Given task: Return the lines where the word "сообщении" occurs.

==========

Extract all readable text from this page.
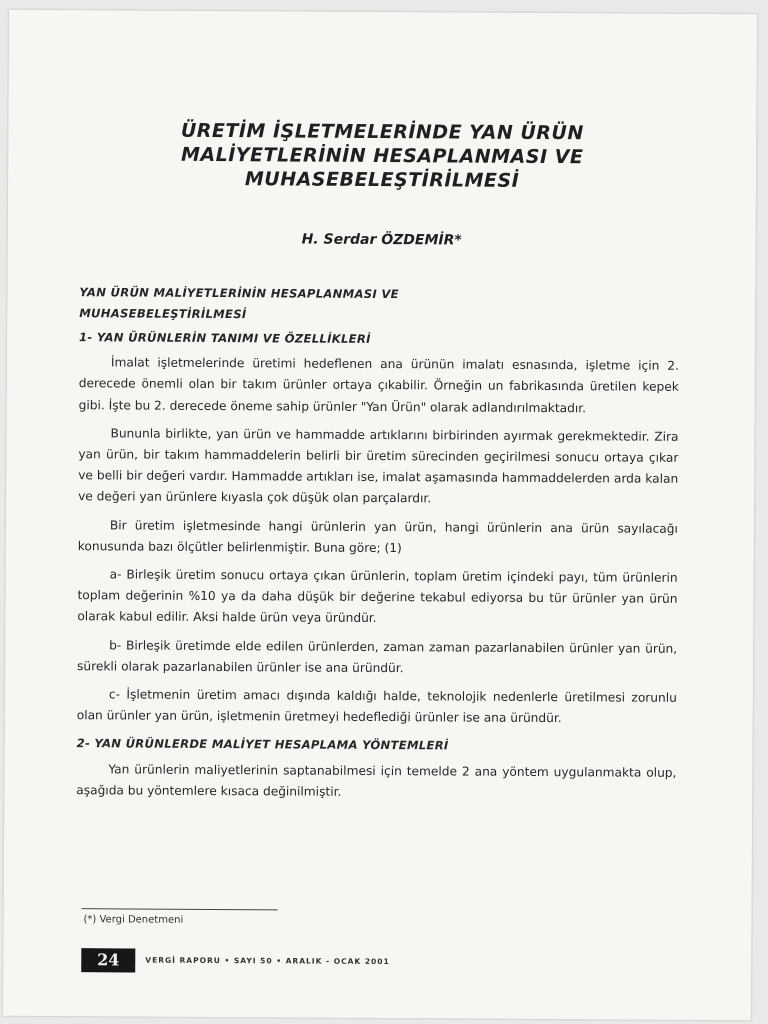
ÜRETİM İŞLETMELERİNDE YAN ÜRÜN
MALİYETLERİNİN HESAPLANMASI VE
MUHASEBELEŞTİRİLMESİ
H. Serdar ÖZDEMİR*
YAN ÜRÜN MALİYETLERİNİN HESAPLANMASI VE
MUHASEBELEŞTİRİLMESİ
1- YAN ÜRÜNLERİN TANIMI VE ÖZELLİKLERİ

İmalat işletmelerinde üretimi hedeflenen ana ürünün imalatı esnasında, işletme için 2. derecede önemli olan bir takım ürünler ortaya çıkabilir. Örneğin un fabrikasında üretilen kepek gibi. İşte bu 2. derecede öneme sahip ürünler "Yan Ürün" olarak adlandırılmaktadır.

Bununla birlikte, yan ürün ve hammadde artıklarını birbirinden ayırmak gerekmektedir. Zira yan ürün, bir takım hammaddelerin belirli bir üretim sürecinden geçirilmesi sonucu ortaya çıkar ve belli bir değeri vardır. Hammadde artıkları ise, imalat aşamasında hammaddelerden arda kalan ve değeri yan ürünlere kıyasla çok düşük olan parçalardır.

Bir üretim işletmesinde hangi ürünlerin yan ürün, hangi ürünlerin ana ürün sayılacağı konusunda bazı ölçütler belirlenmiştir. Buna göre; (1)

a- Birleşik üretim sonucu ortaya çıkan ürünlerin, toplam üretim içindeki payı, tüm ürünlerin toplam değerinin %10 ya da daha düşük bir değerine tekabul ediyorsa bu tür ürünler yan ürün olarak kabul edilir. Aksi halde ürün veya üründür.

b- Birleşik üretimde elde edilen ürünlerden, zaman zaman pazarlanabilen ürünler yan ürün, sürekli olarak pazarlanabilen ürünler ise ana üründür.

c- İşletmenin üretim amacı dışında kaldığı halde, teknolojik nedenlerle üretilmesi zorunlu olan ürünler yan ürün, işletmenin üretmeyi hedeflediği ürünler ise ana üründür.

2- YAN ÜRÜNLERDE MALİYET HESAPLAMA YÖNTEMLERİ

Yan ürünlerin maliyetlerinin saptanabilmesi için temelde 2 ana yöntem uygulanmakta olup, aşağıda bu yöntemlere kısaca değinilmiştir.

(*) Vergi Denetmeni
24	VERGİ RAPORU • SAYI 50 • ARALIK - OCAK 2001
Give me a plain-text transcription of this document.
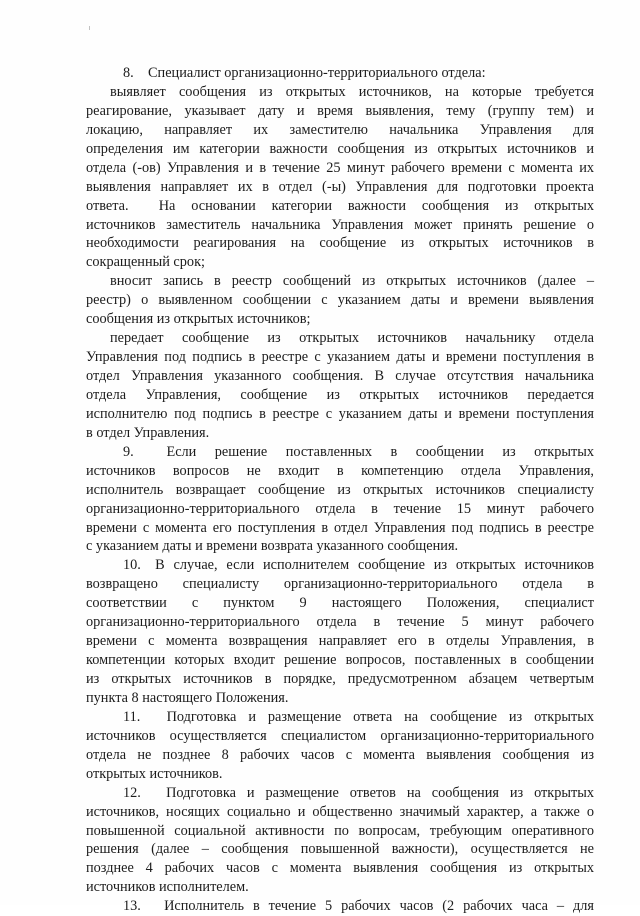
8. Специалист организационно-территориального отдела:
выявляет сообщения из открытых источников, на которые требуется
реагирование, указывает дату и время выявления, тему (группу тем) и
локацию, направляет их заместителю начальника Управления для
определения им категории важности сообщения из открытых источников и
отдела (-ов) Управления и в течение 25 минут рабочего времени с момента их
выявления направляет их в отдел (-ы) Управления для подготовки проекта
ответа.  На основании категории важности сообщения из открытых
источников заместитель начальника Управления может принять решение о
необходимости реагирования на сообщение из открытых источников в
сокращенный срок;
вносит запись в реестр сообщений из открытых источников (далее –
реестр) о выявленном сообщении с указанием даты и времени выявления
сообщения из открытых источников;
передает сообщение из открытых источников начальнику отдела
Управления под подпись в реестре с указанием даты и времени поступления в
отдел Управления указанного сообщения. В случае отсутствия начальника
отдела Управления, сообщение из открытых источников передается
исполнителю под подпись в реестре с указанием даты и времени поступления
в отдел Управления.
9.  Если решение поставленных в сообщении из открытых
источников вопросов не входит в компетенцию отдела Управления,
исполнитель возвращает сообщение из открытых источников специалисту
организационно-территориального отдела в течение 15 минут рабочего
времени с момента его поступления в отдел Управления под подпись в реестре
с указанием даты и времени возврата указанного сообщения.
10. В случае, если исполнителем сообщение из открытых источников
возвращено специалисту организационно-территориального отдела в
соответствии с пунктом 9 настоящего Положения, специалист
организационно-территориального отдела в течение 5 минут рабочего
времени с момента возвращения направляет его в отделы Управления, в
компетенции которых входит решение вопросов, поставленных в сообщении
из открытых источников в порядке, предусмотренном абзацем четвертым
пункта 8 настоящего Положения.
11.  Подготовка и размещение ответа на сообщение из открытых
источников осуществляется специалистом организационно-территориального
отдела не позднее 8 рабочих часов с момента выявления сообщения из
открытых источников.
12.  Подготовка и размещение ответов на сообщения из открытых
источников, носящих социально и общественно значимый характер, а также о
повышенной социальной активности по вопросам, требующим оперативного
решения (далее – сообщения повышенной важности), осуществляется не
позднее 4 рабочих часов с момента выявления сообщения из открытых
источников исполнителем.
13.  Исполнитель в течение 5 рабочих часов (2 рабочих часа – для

==========

Solution to the exercise:
реестр) о выявленном сообщении с указанием даты и времени выявления
9.  Если решение поставленных в сообщении из открытых
компетенции которых входит решение вопросов, поставленных в сообщении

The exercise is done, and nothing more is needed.